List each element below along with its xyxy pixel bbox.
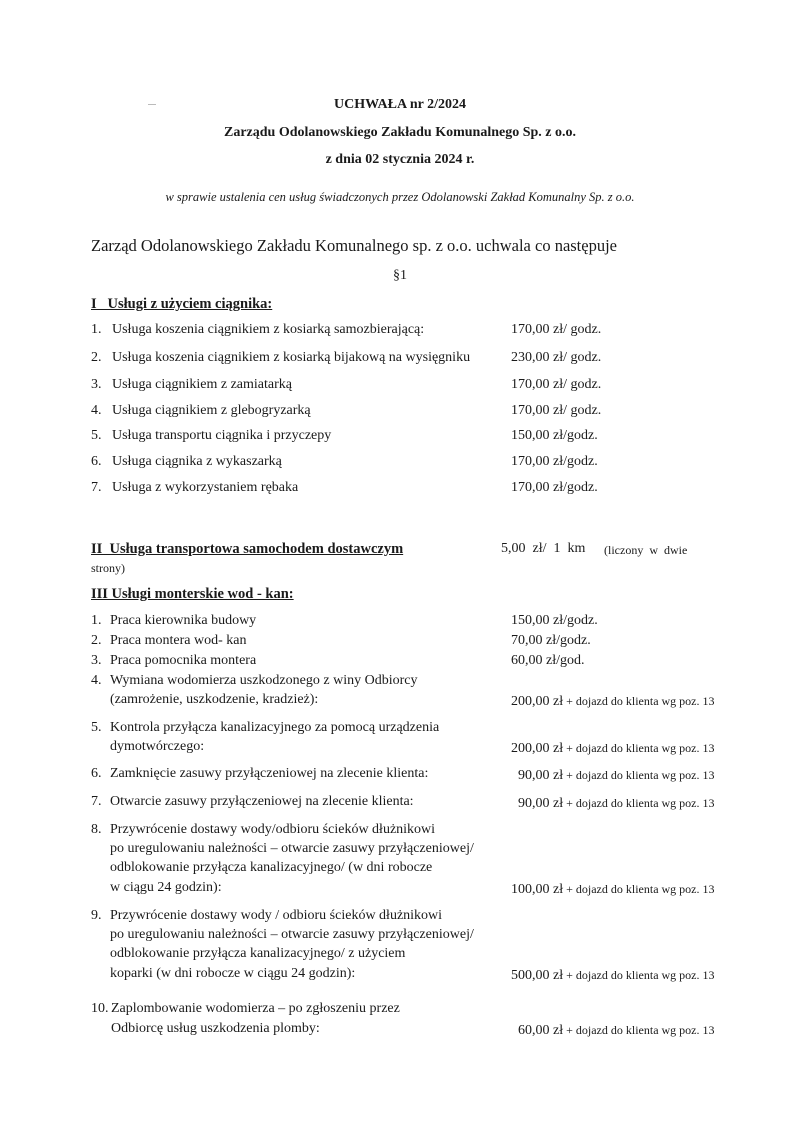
section-1-heading: I Usługi z użyciem ciągnika: [91,296,273,312]
item-price: 500,00 zł + dojazd do klienta wg poz. 13 [511,968,715,983]
item-price: 150,00 zł/godz. [511,428,598,443]
item-price: 200,00 zł + dojazd do klienta wg poz. 13 [511,741,715,756]
item-price: 90,00 zł + dojazd do klienta wg poz. 13 [518,796,715,811]
section-2-note: (liczony w dwie [604,543,688,557]
resolution-subject: w sprawie ustalenia cen usług świadczonych przez Odolanowski Zakład Komunalny Sp. z o.o. [165,190,635,204]
resolution-date: z dnia 02 stycznia 2024 r. [325,152,475,167]
item-price: 60,00 zł/god. [511,653,585,668]
section-3-heading: III Usługi monterskie wod - kan: [91,586,294,602]
section-2-heading: II Usługa transportowa samochodem dostawczym [91,541,404,557]
paragraph-sign: §1 [393,268,407,283]
item-price: 170,00 zł/ godz. [511,377,602,392]
resolution-title: UCHWAŁA nr 2/2024 [334,97,466,112]
item-price: 170,00 zł/ godz. [511,322,602,337]
section-2-note-cont: strony) [91,561,125,575]
item-price: 70,00 zł/godz. [511,633,591,648]
item-price: 100,00 zł + dojazd do klienta wg poz. 13 [511,882,715,897]
item-price: 170,00 zł/godz. [511,480,598,495]
section-2-price: 5,00 zł/ 1 km [501,541,586,556]
item-price: 200,00 zł + dojazd do klienta wg poz. 13 [511,694,715,709]
item-price: 150,00 zł/godz. [511,613,598,628]
board-name: Zarządu Odolanowskiego Zakładu Komunalnego Sp. z o.o. [223,125,577,140]
item-price: 230,00 zł/ godz. [511,350,602,365]
item-price: 60,00 zł + dojazd do klienta wg poz. 13 [518,1023,715,1038]
item-price: 170,00 zł/ godz. [511,403,602,418]
intro-text: Zarząd Odolanowskiego Zakładu Komunalnego sp. z o.o. uchwala co następuje [91,236,618,255]
item-price: 90,00 zł + dojazd do klienta wg poz. 13 [518,768,715,783]
item-price: 170,00 zł/godz. [511,454,598,469]
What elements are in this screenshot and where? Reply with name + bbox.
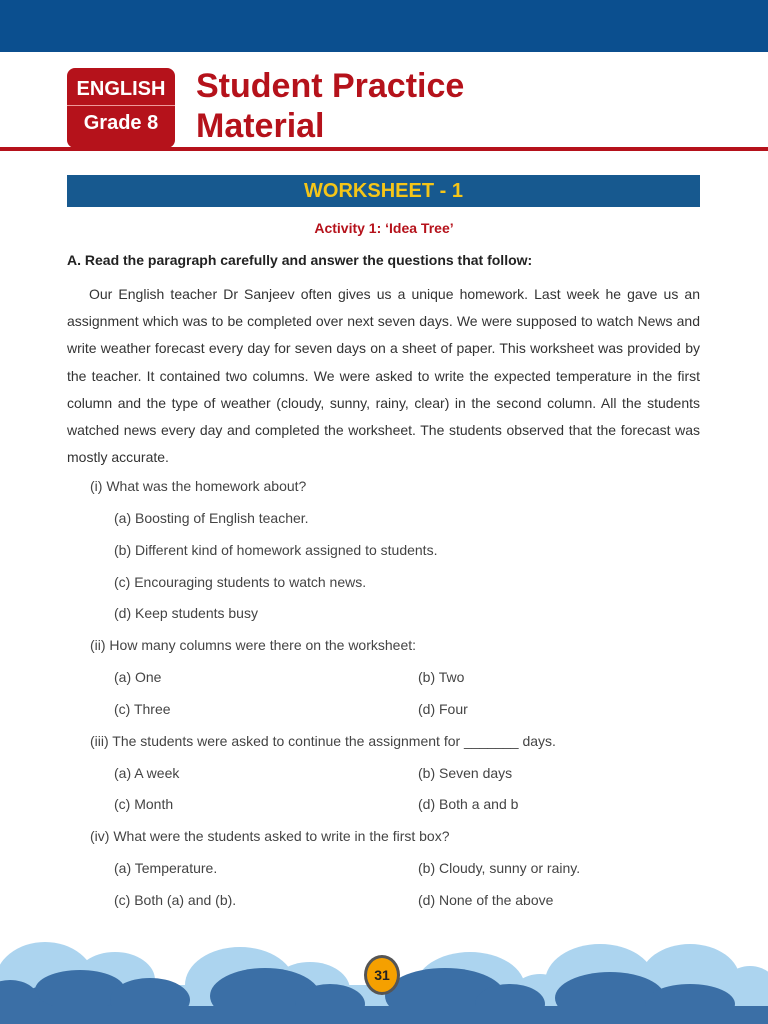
page-number: 31 <box>364 955 400 995</box>
option: (c) Encouraging students to watch news. <box>114 574 367 590</box>
option: (d) Both a and b <box>418 796 519 812</box>
option: (b) Different kind of homework assigned to students. <box>114 542 438 558</box>
option: (a) Boosting of English teacher. <box>114 510 309 526</box>
option: (c) Month <box>114 796 174 812</box>
page-title <box>196 66 464 146</box>
title-line-2: Material <box>196 107 325 145</box>
activity-title: Activity 1: ‘Idea Tree’ <box>314 220 454 236</box>
subject-badge <box>67 68 175 148</box>
subject-label: ENGLISH <box>67 68 175 106</box>
option: (b) Seven days <box>418 765 513 781</box>
question-1: (i) What was the homework about? <box>90 478 307 494</box>
header-divider <box>0 147 768 151</box>
reading-paragraph <box>67 281 700 471</box>
title-line-1: Student Practice <box>196 67 465 105</box>
option: (a) Temperature. <box>114 860 218 876</box>
question-3: (iii) The students were asked to continue the assignment for _______ days. <box>90 733 556 749</box>
option: (d) None of the above <box>418 892 554 908</box>
option: (d) Keep students busy <box>114 605 258 621</box>
option: (c) Both (a) and (b). <box>114 892 237 908</box>
option: (a) A week <box>114 765 180 781</box>
top-banner <box>0 0 768 52</box>
question-2: (ii) How many columns were there on the worksheet: <box>90 637 417 653</box>
grade-label: Grade 8 <box>83 112 159 134</box>
question-4: (iv) What were the students asked to write in the first box? <box>90 828 450 844</box>
option: (a) One <box>114 669 162 685</box>
paragraph-text: Our English teacher Dr Sanjeev often gives us a unique homework. Last week he gave us an assignment which was to be completed over next seven days. We were supposed to watch News and write weather forecast every day for seven days on a sheet of paper. This worksheet was provided by the teacher. It contained two columns. We were asked to write the expected temperature in the first column and the type of weather (cloudy, sunny, rainy, clear) in the second column. All the students watched news every day and completed the worksheet. The students observed that the forecast was mostly accurate. <box>67 286 700 466</box>
worksheet-heading: WORKSHEET - 1 <box>67 175 700 207</box>
option: (c) Three <box>114 701 171 717</box>
option: (b) Two <box>418 669 465 685</box>
option: (d) Four <box>418 701 468 717</box>
section-a-instruction: A. Read the paragraph carefully and answer the questions that follow: <box>67 252 533 268</box>
option: (b) Cloudy, sunny or rainy. <box>418 860 581 876</box>
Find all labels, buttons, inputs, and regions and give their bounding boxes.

_Exercise_
Could you reproduce the listing above with every "bbox" swapped for "bounding box" and nothing else altered, omitting the pictures?

_Exercise result_
List each element below along with its xyxy pixel bounding box.
section-1-heading: I Usługi z użyciem ciągnika: [91,296,273,312]
item-price: 500,00 zł + dojazd do klienta wg poz. 13 [511,968,715,983]
item-price: 150,00 zł/godz. [511,428,598,443]
item-price: 200,00 zł + dojazd do klienta wg poz. 13 [511,741,715,756]
item-price: 90,00 zł + dojazd do klienta wg poz. 13 [518,796,715,811]
section-2-note: (liczony w dwie [604,543,688,557]
resolution-subject: w sprawie ustalenia cen usług świadczonych przez Odolanowski Zakład Komunalny Sp. z o.o. [165,190,635,204]
resolution-date: z dnia 02 stycznia 2024 r. [325,152,475,167]
item-price: 60,00 zł/god. [511,653,585,668]
section-3-heading: III Usługi monterskie wod - kan: [91,586,294,602]
section-2-heading: II Usługa transportowa samochodem dostawczym [91,541,404,557]
paragraph-sign: §1 [393,268,407,283]
item-price: 170,00 zł/ godz. [511,377,602,392]
resolution-title: UCHWAŁA nr 2/2024 [334,97,466,112]
item-price: 170,00 zł/ godz. [511,322,602,337]
section-2-note-cont: strony) [91,561,125,575]
item-price: 70,00 zł/godz. [511,633,591,648]
item-price: 100,00 zł + dojazd do klienta wg poz. 13 [511,882,715,897]
item-price: 170,00 zł/godz. [511,480,598,495]
section-2-price: 5,00 zł/ 1 km [501,541,586,556]
item-price: 200,00 zł + dojazd do klienta wg poz. 13 [511,694,715,709]
item-price: 150,00 zł/godz. [511,613,598,628]
board-name: Zarządu Odolanowskiego Zakładu Komunalnego Sp. z o.o. [223,125,577,140]
item-price: 230,00 zł/ godz. [511,350,602,365]
item-price: 60,00 zł + dojazd do klienta wg poz. 13 [518,1023,715,1038]
item-price: 170,00 zł/ godz. [511,403,602,418]
intro-text: Zarząd Odolanowskiego Zakładu Komunalnego sp. z o.o. uchwala co następuje [91,236,618,255]
item-price: 90,00 zł + dojazd do klienta wg poz. 13 [518,768,715,783]
item-price: 170,00 zł/godz. [511,454,598,469]
What elements are in this screenshot and where? Reply with name + bounding box.
page-number: 31 <box>364 955 400 995</box>
option: (c) Encouraging students to watch news. <box>114 574 367 590</box>
option: (d) Both a and b <box>418 796 519 812</box>
option: (b) Different kind of homework assigned to students. <box>114 542 438 558</box>
option: (a) Boosting of English teacher. <box>114 510 309 526</box>
option: (c) Month <box>114 796 174 812</box>
page-title <box>196 66 464 146</box>
title-line-2: Material <box>196 107 325 145</box>
activity-title: Activity 1: ‘Idea Tree’ <box>314 220 454 236</box>
subject-badge <box>67 68 175 148</box>
subject-label: ENGLISH <box>67 68 175 106</box>
option: (b) Seven days <box>418 765 513 781</box>
question-1: (i) What was the homework about? <box>90 478 307 494</box>
header-divider <box>0 147 768 151</box>
reading-paragraph <box>67 281 700 471</box>
title-line-1: Student Practice <box>196 67 465 105</box>
option: (a) Temperature. <box>114 860 218 876</box>
question-3: (iii) The students were asked to continue the assignment for _______ days. <box>90 733 556 749</box>
option: (d) None of the above <box>418 892 554 908</box>
option: (d) Keep students busy <box>114 605 258 621</box>
option: (c) Both (a) and (b). <box>114 892 237 908</box>
option: (a) A week <box>114 765 180 781</box>
top-banner <box>0 0 768 52</box>
question-2: (ii) How many columns were there on the worksheet: <box>90 637 417 653</box>
grade-label: Grade 8 <box>83 112 159 134</box>
question-4: (iv) What were the students asked to write in the first box? <box>90 828 450 844</box>
option: (a) One <box>114 669 162 685</box>
paragraph-text: Our English teacher Dr Sanjeev often gives us a unique homework. Last week he gave us an assignment which was to be completed over next seven days. We were supposed to watch News and write weather forecast every day for seven days on a sheet of paper. This worksheet was provided by the teacher. It contained two columns. We were asked to write the expected temperature in the first column and the type of weather (cloudy, sunny, rainy, clear) in the second column. All the students watched news every day and completed the worksheet. The students observed that the forecast was mostly accurate. <box>67 286 700 466</box>
worksheet-heading: WORKSHEET - 1 <box>67 175 700 207</box>
option: (c) Three <box>114 701 171 717</box>
option: (b) Two <box>418 669 465 685</box>
option: (d) Four <box>418 701 468 717</box>
section-a-instruction: A. Read the paragraph carefully and answer the questions that follow: <box>67 252 533 268</box>
option: (b) Cloudy, sunny or rainy. <box>418 860 581 876</box>
Find all labels, buttons, inputs, and regions and give their bounding boxes.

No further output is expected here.